(Items from a figure collection)
════════════════

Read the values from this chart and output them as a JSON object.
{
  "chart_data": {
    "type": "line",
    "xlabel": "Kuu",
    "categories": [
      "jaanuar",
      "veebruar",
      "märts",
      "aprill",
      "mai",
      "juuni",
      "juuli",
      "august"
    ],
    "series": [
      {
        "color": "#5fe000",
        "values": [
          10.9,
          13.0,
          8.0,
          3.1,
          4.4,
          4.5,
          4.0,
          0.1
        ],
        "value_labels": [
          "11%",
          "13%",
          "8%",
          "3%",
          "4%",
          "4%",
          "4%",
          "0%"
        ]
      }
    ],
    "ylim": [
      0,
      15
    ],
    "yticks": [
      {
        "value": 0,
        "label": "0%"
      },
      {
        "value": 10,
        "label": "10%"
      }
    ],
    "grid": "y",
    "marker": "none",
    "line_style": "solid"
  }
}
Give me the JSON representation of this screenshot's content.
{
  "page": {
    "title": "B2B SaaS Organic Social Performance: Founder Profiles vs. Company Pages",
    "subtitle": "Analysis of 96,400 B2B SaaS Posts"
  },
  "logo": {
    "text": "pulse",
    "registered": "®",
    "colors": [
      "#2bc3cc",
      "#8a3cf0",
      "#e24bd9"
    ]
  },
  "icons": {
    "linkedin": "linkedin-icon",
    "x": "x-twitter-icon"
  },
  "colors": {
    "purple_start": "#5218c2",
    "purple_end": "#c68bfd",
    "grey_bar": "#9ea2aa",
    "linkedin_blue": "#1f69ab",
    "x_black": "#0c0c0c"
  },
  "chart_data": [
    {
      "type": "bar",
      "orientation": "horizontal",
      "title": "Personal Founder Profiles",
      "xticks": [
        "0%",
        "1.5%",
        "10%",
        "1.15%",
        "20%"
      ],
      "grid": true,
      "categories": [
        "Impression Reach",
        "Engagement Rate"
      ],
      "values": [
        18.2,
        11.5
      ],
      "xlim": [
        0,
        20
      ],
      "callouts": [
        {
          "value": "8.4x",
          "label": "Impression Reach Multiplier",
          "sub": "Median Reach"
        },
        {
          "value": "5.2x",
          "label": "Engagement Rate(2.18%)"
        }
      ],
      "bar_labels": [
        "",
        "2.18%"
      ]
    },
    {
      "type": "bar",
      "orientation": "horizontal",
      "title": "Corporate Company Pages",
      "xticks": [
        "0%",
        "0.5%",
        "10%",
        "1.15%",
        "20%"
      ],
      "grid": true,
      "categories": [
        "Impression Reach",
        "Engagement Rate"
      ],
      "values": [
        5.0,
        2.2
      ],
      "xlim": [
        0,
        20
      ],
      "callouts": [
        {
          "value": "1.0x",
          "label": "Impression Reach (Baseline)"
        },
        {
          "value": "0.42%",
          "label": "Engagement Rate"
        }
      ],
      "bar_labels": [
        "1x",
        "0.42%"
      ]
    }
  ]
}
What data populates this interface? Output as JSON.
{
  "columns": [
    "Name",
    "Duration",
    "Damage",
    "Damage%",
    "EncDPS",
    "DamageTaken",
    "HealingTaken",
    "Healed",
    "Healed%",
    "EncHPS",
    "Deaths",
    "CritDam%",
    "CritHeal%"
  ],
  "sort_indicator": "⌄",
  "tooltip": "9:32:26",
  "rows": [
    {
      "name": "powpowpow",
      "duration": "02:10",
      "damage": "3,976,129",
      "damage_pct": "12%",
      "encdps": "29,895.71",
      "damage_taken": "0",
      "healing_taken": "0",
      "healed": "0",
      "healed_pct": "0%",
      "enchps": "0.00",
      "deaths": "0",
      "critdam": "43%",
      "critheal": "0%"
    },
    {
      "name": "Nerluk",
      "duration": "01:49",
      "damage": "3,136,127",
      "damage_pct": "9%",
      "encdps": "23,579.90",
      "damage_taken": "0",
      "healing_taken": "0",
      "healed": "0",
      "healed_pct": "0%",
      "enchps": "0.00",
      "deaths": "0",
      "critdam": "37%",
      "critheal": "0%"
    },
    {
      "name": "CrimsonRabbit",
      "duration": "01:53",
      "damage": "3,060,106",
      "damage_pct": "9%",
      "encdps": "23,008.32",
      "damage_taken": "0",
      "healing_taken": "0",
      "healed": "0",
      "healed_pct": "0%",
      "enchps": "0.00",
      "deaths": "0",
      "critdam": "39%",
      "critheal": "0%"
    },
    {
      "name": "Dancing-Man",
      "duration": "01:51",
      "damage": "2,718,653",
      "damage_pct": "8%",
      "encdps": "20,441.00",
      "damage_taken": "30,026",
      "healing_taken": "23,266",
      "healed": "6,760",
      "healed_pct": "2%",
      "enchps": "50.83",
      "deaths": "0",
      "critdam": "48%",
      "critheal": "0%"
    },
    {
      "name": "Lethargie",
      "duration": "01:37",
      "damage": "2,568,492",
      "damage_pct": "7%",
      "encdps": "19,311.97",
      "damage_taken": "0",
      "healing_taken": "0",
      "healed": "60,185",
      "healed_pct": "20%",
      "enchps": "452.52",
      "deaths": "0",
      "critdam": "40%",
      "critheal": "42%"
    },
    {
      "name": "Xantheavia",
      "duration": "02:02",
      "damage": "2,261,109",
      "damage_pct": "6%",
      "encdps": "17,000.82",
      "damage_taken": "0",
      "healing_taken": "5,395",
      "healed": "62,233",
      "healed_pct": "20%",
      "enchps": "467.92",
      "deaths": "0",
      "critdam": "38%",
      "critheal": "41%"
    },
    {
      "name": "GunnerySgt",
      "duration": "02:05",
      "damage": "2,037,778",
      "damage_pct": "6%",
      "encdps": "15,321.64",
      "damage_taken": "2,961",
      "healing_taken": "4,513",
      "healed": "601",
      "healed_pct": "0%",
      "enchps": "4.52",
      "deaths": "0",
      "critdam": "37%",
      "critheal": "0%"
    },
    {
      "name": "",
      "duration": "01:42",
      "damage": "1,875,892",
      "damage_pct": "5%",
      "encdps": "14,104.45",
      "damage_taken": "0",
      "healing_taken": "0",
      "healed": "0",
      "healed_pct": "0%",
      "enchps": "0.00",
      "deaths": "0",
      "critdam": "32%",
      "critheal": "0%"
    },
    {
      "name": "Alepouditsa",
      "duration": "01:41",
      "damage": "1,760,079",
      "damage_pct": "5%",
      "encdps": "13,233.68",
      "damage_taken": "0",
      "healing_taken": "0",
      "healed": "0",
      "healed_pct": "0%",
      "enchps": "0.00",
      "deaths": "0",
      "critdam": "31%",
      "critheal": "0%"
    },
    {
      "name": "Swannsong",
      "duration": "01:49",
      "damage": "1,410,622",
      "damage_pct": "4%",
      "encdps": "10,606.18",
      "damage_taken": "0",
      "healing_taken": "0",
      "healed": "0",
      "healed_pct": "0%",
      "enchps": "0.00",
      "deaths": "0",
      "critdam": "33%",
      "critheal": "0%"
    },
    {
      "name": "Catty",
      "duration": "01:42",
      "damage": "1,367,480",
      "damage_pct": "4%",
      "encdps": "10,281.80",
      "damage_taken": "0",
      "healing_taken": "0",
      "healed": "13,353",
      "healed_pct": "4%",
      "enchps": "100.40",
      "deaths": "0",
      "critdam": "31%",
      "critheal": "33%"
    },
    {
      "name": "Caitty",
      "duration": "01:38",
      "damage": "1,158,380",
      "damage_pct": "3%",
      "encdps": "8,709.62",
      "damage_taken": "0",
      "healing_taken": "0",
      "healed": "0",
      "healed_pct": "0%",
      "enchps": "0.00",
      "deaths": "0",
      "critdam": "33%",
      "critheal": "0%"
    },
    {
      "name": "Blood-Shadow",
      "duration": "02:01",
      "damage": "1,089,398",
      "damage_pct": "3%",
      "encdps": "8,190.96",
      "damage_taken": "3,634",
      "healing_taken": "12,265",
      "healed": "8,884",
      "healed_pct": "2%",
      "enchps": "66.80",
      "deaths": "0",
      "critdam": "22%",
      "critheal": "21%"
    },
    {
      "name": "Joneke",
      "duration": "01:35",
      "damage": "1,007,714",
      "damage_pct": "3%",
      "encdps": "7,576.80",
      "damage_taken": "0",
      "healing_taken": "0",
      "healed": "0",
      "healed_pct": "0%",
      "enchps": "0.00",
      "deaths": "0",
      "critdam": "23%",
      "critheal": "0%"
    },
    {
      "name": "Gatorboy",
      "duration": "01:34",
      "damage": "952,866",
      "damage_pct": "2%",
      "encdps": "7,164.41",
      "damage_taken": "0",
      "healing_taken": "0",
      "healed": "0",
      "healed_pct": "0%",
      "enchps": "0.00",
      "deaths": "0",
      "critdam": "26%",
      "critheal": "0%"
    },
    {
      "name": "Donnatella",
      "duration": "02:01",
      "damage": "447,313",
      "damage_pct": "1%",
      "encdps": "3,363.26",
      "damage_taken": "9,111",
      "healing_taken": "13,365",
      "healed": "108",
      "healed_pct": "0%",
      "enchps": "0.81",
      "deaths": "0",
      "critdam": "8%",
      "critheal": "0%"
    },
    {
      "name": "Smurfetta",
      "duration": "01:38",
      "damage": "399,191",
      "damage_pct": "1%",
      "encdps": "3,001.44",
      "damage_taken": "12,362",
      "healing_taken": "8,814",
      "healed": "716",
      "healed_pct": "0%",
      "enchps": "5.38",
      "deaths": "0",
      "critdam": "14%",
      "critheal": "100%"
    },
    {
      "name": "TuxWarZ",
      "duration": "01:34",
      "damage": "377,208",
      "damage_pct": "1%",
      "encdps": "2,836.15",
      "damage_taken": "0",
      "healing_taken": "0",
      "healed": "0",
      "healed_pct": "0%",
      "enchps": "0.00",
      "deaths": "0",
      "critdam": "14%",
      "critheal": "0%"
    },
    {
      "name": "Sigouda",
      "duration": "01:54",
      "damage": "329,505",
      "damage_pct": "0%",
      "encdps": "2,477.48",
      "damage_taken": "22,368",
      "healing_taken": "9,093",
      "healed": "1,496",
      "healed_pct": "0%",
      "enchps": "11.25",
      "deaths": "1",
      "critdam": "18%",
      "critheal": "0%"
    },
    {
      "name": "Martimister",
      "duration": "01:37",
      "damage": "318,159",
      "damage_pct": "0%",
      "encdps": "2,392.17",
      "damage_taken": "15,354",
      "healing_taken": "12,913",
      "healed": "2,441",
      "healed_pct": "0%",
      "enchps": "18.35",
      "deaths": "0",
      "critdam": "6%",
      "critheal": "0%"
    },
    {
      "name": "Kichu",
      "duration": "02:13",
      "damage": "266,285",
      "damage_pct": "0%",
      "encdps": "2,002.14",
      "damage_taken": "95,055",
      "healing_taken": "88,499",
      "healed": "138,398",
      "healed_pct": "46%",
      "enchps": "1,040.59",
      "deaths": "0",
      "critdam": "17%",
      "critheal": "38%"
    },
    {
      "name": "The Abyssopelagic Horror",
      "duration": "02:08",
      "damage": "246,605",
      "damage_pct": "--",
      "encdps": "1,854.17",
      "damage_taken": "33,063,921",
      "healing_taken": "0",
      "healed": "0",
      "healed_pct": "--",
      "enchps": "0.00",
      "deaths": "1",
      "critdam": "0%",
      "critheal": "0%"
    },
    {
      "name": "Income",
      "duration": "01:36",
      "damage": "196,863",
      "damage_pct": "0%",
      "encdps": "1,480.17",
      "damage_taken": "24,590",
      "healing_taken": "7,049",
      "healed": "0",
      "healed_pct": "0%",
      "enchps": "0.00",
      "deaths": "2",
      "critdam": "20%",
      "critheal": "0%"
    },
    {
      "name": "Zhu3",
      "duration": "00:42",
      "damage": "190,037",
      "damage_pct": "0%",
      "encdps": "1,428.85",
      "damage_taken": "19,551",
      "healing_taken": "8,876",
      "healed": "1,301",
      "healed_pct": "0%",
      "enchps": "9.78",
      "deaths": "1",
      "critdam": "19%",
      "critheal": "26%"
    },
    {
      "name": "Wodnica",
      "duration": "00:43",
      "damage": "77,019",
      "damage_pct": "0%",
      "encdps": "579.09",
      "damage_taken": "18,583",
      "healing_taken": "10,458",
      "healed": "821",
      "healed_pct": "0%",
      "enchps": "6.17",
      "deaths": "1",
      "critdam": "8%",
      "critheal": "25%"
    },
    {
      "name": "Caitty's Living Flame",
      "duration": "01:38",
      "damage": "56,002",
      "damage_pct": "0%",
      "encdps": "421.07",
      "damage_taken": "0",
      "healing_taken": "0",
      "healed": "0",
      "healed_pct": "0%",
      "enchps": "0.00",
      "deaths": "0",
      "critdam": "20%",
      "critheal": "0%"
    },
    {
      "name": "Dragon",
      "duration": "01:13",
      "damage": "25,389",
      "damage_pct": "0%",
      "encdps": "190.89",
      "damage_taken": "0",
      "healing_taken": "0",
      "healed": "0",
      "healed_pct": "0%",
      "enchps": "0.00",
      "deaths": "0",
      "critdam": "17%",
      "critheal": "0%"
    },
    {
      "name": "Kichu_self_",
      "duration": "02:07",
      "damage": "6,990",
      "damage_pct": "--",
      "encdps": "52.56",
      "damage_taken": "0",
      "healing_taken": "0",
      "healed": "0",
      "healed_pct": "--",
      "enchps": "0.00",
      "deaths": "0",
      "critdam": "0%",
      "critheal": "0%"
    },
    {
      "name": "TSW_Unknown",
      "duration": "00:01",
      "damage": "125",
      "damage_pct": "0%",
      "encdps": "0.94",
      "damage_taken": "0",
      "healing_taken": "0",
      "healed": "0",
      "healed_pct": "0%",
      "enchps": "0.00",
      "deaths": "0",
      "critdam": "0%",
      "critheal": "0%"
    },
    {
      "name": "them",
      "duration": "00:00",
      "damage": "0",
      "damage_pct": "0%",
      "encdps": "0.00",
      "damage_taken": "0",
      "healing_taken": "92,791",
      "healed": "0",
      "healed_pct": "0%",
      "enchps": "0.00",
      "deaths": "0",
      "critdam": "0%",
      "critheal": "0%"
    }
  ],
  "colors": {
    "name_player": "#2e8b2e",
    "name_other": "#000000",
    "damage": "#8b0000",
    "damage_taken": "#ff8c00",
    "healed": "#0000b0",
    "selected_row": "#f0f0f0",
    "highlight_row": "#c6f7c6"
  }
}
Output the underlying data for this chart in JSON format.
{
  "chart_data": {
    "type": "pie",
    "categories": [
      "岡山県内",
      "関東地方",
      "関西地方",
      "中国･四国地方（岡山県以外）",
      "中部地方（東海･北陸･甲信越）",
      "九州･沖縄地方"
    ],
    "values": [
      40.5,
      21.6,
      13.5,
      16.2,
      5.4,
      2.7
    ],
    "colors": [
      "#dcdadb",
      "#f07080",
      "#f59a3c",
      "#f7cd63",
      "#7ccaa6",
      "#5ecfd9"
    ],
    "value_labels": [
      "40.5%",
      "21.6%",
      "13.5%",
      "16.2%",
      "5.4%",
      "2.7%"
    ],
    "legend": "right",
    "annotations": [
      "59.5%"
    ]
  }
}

════════════════

Problem description: For this exercise, please retype exactly the lines in the listing from the line with "Output the underlying" through its last line, both ends included.

The reply:
Output the underlying data for this chart in JSON format.
{
  "chart_data": {
    "type": "pie",
    "categories": [
      "岡山県内",
      "関東地方",
      "関西地方",
      "中国･四国地方（岡山県以外）",
      "中部地方（東海･北陸･甲信越）",
      "九州･沖縄地方"
    ],
    "values": [
      40.5,
      21.6,
      13.5,
      16.2,
      5.4,
      2.7
    ],
    "colors": [
      "#dcdadb",
      "#f07080",
      "#f59a3c",
      "#f7cd63",
      "#7ccaa6",
      "#5ecfd9"
    ],
    "value_labels": [
      "40.5%",
      "21.6%",
      "13.5%",
      "16.2%",
      "5.4%",
      "2.7%"
    ],
    "legend": "right",
    "annotations": [
      "59.5%"
    ]
  }
}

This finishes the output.